▶ _Exercise instructions_
Answer these questions about the text segment:
1. What property of the failure sets could be looked at?
2. What change in the failure sets would be monitored?

▶ _Text segment_
● ● ● ● ●

We could also start to look at how stable these failure set are, and monitor how they drift overtime.

● ● ● ● ●

Dataset excerpts
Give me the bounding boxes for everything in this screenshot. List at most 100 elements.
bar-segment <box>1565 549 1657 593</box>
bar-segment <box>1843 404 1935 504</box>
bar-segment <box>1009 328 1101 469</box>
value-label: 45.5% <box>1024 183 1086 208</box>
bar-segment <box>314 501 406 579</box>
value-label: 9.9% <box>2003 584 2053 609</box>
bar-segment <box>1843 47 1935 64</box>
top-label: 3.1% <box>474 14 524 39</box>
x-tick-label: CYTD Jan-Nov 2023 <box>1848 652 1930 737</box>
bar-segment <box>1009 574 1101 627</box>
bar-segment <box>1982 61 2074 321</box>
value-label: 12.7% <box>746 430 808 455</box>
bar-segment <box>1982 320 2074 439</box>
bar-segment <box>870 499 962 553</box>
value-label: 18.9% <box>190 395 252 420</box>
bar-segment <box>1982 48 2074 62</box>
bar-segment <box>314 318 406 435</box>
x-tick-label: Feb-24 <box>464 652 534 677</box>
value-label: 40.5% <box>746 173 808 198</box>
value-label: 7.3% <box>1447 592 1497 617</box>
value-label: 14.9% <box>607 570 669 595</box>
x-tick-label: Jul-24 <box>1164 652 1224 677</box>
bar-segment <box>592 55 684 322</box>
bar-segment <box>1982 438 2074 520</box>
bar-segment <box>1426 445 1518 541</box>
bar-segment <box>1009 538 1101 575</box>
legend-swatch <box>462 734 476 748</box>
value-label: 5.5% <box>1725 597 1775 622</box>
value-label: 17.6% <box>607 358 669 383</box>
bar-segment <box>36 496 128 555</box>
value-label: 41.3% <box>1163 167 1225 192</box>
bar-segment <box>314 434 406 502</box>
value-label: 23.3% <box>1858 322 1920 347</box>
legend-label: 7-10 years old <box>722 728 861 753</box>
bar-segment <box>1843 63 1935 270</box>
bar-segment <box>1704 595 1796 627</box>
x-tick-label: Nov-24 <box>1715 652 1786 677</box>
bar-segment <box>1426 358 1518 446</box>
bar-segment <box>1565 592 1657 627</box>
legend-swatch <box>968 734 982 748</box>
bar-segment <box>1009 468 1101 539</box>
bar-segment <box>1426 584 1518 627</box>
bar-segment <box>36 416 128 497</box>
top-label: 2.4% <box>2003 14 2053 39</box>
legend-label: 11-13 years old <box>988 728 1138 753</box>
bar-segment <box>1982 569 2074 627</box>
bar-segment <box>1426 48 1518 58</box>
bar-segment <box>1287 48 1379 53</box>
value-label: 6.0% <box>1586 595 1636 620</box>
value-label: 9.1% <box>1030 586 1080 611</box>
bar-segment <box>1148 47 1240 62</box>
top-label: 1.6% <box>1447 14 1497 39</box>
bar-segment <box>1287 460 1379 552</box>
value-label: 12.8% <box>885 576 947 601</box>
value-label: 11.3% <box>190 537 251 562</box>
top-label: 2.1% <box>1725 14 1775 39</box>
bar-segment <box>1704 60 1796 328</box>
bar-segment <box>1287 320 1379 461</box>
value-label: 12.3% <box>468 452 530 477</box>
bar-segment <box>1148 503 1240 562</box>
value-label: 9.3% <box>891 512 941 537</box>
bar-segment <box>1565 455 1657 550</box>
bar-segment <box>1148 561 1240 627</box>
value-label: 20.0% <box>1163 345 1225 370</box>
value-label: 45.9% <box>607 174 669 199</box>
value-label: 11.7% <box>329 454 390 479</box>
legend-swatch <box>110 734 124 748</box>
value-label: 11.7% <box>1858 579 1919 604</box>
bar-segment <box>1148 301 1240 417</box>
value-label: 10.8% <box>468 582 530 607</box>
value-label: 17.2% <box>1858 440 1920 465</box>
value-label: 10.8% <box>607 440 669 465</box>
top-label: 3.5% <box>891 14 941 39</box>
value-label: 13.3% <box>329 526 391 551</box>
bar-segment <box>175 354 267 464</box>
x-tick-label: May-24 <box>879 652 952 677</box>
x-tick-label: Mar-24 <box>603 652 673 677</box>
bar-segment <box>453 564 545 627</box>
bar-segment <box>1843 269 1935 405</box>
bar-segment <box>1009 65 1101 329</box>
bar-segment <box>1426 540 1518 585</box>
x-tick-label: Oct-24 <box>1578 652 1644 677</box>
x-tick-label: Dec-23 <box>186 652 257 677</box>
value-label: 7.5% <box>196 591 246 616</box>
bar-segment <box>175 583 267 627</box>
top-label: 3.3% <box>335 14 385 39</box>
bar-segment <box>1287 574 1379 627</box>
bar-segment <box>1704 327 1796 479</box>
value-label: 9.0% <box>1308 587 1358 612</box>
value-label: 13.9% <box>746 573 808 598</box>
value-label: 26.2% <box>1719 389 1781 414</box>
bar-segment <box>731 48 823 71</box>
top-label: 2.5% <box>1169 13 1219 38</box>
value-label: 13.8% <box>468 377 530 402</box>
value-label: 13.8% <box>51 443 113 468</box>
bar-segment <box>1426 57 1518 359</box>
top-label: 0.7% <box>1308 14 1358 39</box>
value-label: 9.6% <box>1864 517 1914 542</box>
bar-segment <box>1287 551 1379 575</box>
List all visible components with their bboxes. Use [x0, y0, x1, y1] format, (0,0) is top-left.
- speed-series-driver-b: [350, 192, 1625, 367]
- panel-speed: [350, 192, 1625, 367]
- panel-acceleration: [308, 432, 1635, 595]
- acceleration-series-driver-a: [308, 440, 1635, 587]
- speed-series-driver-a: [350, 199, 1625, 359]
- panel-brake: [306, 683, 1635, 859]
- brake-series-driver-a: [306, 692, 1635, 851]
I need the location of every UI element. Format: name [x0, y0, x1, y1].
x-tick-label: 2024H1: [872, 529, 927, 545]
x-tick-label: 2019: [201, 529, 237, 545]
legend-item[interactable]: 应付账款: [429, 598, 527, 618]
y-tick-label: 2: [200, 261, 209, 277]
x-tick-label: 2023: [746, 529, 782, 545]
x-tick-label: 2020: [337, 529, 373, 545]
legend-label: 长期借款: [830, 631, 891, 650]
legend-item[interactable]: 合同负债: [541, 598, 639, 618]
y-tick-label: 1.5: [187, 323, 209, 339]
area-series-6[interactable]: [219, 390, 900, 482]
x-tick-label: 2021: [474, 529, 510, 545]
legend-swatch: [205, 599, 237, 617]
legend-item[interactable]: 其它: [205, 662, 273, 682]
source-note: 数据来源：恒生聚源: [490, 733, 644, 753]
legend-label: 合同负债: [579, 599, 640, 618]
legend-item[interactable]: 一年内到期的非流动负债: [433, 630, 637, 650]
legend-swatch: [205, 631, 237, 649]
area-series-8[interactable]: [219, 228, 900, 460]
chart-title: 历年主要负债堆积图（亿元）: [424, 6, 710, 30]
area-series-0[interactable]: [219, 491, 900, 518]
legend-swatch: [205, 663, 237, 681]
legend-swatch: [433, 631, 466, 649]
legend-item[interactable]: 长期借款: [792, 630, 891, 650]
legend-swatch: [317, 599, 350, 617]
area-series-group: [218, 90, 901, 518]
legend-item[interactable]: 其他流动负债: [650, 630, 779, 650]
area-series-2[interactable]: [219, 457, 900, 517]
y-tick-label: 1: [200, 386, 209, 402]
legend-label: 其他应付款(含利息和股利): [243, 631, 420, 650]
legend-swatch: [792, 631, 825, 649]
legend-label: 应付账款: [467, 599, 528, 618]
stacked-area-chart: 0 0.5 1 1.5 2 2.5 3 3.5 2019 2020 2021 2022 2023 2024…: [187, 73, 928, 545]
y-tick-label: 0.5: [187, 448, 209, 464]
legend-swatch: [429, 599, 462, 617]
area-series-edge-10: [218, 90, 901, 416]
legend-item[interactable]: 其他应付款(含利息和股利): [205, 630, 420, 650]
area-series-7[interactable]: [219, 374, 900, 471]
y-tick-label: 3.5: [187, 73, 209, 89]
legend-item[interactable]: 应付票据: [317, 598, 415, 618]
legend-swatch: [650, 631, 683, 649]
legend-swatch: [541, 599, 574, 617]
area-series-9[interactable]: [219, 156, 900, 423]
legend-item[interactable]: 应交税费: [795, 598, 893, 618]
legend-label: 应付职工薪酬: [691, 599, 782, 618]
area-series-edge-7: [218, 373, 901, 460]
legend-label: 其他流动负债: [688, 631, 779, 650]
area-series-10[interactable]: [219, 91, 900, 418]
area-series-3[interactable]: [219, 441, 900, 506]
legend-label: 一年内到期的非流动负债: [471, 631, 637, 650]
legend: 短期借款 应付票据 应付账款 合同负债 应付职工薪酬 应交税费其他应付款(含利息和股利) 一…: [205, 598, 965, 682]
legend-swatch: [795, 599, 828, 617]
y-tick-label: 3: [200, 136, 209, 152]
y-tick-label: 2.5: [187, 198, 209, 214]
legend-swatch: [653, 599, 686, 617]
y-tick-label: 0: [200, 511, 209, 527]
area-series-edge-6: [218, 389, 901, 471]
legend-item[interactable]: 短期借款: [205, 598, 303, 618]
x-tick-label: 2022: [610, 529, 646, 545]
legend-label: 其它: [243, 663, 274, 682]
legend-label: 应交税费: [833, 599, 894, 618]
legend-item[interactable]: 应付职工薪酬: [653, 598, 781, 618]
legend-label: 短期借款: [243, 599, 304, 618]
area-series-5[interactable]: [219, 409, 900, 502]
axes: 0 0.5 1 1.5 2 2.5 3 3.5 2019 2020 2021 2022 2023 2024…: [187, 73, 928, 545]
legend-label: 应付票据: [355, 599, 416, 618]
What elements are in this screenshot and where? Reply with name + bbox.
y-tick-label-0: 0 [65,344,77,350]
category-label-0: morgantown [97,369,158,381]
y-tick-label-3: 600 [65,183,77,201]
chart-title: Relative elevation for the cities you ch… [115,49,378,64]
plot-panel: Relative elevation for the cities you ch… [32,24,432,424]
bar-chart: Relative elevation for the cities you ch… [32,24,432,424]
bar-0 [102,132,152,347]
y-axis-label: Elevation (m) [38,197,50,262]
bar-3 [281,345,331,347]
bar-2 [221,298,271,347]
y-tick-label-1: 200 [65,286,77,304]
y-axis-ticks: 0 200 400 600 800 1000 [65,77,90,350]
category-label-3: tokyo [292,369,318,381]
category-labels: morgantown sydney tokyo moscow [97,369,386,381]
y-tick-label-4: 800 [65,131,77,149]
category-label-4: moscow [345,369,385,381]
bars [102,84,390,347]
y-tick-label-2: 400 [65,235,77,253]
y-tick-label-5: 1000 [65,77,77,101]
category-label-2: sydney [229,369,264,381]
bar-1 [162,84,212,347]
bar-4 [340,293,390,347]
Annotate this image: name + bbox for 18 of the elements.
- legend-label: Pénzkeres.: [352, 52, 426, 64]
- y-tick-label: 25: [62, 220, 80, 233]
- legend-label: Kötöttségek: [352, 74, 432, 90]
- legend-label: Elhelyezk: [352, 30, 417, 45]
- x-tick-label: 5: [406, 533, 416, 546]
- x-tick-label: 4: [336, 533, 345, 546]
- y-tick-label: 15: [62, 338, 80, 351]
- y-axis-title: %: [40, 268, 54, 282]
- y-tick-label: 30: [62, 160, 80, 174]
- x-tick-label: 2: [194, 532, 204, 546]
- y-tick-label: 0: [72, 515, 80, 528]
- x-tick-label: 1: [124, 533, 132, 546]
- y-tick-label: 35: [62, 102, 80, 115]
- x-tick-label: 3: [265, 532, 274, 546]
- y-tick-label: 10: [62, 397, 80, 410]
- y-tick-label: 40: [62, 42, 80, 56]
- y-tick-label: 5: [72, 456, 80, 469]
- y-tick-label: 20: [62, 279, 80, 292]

● ● ● ● ●

▶ _Expected answer_
1. How stable they are.
2. How they drift over time.